Stated exercise
Without further comment, state how many lines in the listing below contain the word "JSON".

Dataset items
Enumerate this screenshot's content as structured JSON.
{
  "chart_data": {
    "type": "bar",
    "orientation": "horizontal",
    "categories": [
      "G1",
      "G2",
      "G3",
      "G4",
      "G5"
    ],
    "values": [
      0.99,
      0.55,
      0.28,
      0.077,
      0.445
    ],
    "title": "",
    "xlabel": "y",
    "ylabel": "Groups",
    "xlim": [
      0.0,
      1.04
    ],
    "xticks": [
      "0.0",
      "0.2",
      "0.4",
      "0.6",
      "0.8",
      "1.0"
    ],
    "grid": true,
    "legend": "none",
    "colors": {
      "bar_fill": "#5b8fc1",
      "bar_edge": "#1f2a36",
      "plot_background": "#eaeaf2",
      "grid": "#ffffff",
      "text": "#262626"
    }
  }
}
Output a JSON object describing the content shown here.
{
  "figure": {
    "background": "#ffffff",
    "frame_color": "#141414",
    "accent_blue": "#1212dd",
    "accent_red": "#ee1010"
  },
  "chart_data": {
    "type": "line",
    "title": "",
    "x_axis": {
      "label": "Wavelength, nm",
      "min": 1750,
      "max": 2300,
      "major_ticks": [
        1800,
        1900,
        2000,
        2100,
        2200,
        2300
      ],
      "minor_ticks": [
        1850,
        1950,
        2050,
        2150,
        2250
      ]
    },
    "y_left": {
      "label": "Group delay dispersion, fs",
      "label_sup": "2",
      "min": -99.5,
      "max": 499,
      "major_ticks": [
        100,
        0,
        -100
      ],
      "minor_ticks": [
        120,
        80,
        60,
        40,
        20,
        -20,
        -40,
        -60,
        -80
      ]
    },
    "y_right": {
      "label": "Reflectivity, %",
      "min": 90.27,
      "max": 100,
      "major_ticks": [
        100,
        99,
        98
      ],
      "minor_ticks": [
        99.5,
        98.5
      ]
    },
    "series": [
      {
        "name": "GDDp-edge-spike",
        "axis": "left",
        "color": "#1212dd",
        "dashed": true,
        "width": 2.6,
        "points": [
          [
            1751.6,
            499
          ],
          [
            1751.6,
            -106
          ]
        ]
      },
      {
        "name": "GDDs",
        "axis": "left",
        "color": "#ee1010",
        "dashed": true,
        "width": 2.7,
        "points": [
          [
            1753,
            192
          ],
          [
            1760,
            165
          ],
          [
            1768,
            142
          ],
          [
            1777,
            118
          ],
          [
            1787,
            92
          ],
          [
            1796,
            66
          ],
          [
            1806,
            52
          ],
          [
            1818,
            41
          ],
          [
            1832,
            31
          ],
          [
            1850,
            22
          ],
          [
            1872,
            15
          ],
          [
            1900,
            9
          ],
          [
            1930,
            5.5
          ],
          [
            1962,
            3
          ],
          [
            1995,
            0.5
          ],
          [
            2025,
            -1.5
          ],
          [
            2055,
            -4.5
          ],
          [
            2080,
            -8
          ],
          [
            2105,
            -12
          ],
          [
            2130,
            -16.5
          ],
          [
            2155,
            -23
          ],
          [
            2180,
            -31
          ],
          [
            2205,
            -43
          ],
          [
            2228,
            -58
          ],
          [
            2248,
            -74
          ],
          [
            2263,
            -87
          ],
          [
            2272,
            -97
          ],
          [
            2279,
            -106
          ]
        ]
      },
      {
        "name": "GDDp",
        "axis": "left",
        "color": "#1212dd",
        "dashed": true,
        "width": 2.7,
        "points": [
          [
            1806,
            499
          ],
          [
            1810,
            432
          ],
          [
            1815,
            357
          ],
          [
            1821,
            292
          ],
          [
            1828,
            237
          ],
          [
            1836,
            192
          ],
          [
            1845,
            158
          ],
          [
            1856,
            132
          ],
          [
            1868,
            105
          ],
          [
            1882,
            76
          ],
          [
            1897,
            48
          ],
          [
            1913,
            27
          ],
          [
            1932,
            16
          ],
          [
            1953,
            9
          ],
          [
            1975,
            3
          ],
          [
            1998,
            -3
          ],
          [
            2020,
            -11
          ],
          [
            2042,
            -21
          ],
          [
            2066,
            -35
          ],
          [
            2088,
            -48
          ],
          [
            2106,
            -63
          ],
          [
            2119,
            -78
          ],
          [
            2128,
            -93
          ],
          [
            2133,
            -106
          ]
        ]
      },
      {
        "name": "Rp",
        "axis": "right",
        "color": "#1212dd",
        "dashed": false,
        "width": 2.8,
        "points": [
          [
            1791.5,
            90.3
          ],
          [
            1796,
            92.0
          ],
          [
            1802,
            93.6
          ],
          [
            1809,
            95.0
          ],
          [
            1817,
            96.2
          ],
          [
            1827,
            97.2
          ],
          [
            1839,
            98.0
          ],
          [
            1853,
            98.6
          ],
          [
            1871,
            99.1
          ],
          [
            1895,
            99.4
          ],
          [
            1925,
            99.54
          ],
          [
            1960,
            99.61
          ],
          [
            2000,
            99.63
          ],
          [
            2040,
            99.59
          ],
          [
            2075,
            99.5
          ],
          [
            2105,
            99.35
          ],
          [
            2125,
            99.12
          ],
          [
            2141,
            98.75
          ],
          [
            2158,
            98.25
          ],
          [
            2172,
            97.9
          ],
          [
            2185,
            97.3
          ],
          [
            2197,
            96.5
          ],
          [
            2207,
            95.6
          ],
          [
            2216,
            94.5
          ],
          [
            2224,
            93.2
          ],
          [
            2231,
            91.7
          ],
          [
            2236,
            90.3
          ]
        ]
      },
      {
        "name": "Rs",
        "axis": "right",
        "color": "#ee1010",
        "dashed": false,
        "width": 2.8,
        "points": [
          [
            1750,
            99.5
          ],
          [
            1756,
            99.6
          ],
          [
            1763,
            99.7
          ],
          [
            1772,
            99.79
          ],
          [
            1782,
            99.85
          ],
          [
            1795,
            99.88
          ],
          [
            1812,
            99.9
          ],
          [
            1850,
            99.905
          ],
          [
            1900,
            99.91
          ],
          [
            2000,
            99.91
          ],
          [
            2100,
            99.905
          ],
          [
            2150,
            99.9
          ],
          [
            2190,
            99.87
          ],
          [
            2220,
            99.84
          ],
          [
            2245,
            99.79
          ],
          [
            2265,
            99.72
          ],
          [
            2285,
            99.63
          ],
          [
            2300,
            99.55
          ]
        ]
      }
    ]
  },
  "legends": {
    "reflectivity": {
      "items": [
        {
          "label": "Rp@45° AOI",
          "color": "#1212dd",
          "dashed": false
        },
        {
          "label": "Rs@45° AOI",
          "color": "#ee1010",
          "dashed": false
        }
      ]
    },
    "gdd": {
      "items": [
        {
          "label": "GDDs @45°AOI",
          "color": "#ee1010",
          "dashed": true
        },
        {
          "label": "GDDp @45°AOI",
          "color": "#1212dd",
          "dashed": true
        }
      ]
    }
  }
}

Finished answer
2